## Written instruction
Rewrite the rows from the one containing "y-tick-label: 25: [42, 224, 54, 236]" through the one containing "y-tick: [55, 154, 61, 155]", substituting "bar" for "histogram-bar" and leaving everything else unchanged. Return only those rows.

## The records
"""

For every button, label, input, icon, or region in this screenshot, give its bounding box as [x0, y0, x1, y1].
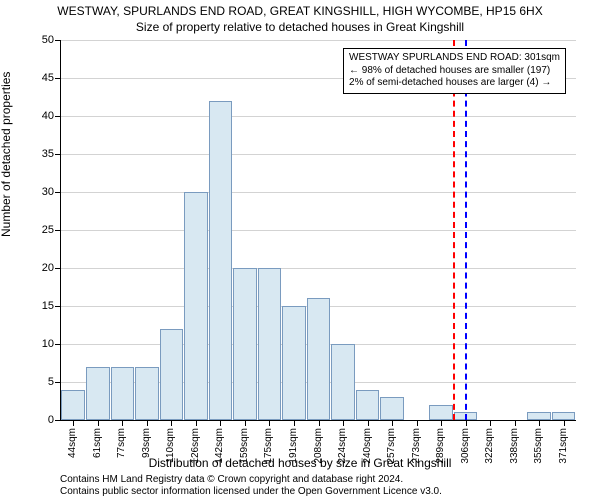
y-tick-label: 25: [42, 224, 54, 236]
y-tick-label: 35: [42, 148, 54, 160]
x-tick: [269, 420, 270, 426]
marker-line: [465, 40, 467, 420]
x-tick: [171, 420, 172, 426]
histogram-bar: [184, 192, 208, 420]
histogram-bar: [356, 390, 380, 420]
y-tick-label: 20: [42, 262, 54, 274]
grid-line: [61, 230, 576, 231]
histogram-bar: [307, 298, 331, 420]
y-tick-label: 0: [48, 414, 54, 426]
y-tick: [55, 192, 61, 193]
y-tick: [55, 154, 61, 155]
y-tick-label: 30: [42, 186, 54, 198]
x-tick: [539, 420, 540, 426]
x-tick: [564, 420, 565, 426]
x-tick: [417, 420, 418, 426]
grid-line: [61, 40, 576, 41]
x-tick: [220, 420, 221, 426]
plot-area: 0510152025303540455044sqm61sqm77sqm93sqm…: [60, 40, 576, 421]
y-tick-label: 15: [42, 300, 54, 312]
histogram-bar: [111, 367, 135, 420]
y-tick: [55, 382, 61, 383]
marker-line: [453, 40, 455, 420]
x-tick: [368, 420, 369, 426]
y-tick-label: 40: [42, 110, 54, 122]
annotation-box: WESTWAY SPURLANDS END ROAD: 301sqm← 98% …: [343, 48, 566, 94]
y-tick-label: 50: [42, 34, 54, 46]
x-tick: [122, 420, 123, 426]
histogram-bar: [233, 268, 257, 420]
x-tick: [392, 420, 393, 426]
x-tick: [319, 420, 320, 426]
histogram-bar: [86, 367, 110, 420]
histogram-bar: [429, 405, 453, 420]
histogram-bar: [527, 412, 551, 420]
y-tick-label: 5: [48, 376, 54, 388]
grid-line: [61, 268, 576, 269]
x-tick: [343, 420, 344, 426]
histogram-bar: [331, 344, 355, 420]
y-tick: [55, 420, 61, 421]
annotation-line: WESTWAY SPURLANDS END ROAD: 301sqm: [349, 52, 560, 65]
grid-line: [61, 192, 576, 193]
y-tick: [55, 306, 61, 307]
chart-subtitle: Size of property relative to detached ho…: [0, 20, 600, 34]
x-tick: [294, 420, 295, 426]
y-axis-title: Number of detached properties: [0, 72, 13, 237]
x-tick: [98, 420, 99, 426]
grid-line: [61, 154, 576, 155]
x-tick: [466, 420, 467, 426]
y-tick: [55, 268, 61, 269]
histogram-bar: [160, 329, 184, 420]
y-tick: [55, 116, 61, 117]
annotation-line: 2% of semi-detached houses are larger (4…: [349, 77, 560, 90]
histogram-bar: [258, 268, 282, 420]
annotation-line: ← 98% of detached houses are smaller (19…: [349, 65, 560, 78]
x-tick: [515, 420, 516, 426]
credit-line-1: Contains HM Land Registry data © Crown c…: [60, 474, 442, 486]
y-tick: [55, 230, 61, 231]
chart-title: WESTWAY, SPURLANDS END ROAD, GREAT KINGS…: [0, 4, 600, 18]
credit-line-2: Contains public sector information licen…: [60, 486, 442, 498]
y-tick: [55, 40, 61, 41]
y-tick-label: 45: [42, 72, 54, 84]
y-tick: [55, 344, 61, 345]
x-tick: [490, 420, 491, 426]
y-tick: [55, 78, 61, 79]
x-axis-title: Distribution of detached houses by size …: [0, 456, 600, 470]
histogram-bar: [380, 397, 404, 420]
y-tick-label: 10: [42, 338, 54, 350]
histogram-bar: [135, 367, 159, 420]
x-tick: [196, 420, 197, 426]
histogram-bar: [552, 412, 576, 420]
grid-line: [61, 116, 576, 117]
x-tick: [245, 420, 246, 426]
histogram-bar: [61, 390, 85, 420]
x-tick: [147, 420, 148, 426]
histogram-bar: [282, 306, 306, 420]
x-tick: [441, 420, 442, 426]
histogram-bar: [209, 101, 233, 420]
credit-text: Contains HM Land Registry data © Crown c…: [60, 474, 442, 498]
x-tick: [73, 420, 74, 426]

"""

## Output of the task
y-tick-label: 25: [42, 224, 54, 236]
y-tick-label: 35: [42, 148, 54, 160]
x-tick: [269, 420, 270, 426]
marker-line: [465, 40, 467, 420]
x-tick: [171, 420, 172, 426]
bar: [184, 192, 208, 420]
bar: [356, 390, 380, 420]
y-tick-label: 20: [42, 262, 54, 274]
grid-line: [61, 230, 576, 231]
bar: [307, 298, 331, 420]
y-tick-label: 0: [48, 414, 54, 426]
y-tick: [55, 192, 61, 193]
y-tick: [55, 154, 61, 155]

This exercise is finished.